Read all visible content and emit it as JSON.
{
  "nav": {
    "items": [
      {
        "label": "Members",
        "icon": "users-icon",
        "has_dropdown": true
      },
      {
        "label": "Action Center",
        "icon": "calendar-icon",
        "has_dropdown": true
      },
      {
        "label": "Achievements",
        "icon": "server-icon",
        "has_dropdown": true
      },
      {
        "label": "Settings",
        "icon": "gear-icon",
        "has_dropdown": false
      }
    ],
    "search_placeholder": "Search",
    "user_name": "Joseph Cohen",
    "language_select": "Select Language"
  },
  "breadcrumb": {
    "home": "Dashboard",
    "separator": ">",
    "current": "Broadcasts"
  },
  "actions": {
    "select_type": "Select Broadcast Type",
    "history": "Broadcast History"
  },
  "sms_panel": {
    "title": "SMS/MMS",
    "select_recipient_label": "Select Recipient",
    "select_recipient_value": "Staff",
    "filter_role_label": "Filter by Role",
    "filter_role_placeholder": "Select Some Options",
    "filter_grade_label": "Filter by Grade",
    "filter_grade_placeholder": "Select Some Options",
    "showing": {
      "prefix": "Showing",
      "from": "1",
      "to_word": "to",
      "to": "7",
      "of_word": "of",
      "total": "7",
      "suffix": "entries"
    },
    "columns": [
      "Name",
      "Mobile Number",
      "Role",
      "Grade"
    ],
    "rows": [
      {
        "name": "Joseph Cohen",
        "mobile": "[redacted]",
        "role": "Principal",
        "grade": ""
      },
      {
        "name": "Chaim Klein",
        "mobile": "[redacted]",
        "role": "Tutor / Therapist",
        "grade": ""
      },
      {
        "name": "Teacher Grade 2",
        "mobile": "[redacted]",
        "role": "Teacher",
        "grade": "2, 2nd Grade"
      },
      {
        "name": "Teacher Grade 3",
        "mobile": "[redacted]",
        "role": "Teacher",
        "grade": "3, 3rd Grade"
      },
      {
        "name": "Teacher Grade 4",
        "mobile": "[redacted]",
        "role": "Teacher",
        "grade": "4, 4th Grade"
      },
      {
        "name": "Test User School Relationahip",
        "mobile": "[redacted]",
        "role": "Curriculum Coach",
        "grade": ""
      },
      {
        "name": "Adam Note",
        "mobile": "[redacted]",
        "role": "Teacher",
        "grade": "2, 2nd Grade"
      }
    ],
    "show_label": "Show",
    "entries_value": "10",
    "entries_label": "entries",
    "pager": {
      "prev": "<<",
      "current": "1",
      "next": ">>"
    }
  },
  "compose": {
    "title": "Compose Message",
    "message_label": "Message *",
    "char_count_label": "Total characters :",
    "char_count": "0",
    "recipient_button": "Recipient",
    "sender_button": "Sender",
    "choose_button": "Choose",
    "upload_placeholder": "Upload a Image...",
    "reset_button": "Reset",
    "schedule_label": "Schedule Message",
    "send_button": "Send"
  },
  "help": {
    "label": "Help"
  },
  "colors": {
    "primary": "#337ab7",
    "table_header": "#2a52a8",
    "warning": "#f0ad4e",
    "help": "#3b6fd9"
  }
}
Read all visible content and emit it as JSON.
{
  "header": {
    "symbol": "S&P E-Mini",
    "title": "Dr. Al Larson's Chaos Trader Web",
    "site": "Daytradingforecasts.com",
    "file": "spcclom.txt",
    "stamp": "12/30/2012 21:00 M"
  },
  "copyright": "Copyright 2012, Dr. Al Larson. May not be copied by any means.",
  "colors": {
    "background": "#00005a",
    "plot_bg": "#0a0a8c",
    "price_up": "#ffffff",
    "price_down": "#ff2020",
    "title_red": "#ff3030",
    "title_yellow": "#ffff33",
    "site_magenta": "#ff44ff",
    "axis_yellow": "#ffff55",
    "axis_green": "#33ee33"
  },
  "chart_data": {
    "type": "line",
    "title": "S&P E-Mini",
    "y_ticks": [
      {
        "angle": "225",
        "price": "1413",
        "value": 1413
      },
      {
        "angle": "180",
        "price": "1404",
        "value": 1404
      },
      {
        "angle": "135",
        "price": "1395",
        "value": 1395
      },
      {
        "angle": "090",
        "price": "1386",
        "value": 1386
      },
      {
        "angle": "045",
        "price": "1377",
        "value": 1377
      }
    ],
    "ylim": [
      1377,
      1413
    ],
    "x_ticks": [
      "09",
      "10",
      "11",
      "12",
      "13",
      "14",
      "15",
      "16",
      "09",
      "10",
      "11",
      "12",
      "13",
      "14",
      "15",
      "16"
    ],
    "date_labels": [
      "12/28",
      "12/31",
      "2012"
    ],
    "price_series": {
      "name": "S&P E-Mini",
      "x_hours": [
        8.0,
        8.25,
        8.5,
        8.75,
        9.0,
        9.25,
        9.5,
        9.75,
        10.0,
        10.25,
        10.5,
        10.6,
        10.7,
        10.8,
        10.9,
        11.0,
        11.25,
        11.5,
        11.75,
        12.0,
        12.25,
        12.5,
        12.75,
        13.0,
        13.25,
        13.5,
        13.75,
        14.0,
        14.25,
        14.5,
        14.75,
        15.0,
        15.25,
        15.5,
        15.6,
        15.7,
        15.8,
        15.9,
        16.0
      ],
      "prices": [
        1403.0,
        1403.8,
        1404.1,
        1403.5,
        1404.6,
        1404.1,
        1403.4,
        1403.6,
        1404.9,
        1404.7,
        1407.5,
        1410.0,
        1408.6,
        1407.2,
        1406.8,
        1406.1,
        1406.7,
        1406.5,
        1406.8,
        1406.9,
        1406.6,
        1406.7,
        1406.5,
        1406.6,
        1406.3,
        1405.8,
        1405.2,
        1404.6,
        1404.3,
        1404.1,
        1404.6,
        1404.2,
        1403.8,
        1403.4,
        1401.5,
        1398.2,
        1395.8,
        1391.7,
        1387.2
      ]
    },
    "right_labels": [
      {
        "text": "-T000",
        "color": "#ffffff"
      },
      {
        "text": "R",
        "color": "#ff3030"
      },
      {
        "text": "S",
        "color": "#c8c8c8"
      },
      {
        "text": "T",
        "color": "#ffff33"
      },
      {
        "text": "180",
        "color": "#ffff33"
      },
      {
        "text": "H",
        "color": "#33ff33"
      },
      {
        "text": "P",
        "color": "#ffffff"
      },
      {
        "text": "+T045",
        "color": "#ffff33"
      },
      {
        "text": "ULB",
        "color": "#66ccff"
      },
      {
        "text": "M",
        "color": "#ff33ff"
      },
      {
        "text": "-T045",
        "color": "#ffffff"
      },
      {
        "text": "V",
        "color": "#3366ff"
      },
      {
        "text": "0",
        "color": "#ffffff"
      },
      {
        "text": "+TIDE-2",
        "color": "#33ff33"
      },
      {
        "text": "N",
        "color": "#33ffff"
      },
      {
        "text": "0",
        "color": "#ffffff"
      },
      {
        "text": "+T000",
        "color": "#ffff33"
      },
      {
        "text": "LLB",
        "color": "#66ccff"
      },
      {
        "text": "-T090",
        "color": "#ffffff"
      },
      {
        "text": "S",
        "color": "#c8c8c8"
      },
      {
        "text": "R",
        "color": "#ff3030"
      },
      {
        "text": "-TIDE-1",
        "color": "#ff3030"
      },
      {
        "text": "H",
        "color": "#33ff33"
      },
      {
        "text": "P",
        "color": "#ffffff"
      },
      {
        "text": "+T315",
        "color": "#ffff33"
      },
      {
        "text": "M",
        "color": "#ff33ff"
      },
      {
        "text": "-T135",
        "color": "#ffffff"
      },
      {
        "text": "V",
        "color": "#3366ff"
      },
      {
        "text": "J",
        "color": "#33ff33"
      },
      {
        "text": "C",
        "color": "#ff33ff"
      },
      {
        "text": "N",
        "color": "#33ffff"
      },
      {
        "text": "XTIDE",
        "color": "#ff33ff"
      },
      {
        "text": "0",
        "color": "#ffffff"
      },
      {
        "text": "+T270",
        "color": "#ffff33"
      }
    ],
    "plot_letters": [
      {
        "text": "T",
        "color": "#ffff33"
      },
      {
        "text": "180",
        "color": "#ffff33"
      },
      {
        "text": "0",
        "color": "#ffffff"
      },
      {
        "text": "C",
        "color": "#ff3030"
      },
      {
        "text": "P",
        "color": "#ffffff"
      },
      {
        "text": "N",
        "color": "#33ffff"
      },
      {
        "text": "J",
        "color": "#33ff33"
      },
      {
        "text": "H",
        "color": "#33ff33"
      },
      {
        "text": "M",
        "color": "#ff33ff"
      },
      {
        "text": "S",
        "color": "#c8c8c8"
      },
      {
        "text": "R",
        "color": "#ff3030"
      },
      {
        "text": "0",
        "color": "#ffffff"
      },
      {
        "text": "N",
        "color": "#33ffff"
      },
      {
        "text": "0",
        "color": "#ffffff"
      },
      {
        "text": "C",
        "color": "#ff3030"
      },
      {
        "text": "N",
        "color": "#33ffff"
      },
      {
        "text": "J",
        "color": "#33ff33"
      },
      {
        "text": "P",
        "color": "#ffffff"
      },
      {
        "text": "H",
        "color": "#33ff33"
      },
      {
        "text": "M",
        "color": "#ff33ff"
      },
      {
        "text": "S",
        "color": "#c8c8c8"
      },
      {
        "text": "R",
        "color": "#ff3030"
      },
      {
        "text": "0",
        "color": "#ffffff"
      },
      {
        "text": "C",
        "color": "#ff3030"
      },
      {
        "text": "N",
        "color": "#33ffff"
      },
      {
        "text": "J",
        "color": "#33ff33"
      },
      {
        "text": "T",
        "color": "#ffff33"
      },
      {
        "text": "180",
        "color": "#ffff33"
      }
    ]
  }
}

━━━━━━━━━━━━━━━━━━━━

(Objective)
Using the listing above, gather each line that holds the string "icon" and copy it.

(Solution)
        "icon": "users-icon",
        "icon": "calendar-icon",
        "icon": "server-icon",
        "icon": "gear-icon",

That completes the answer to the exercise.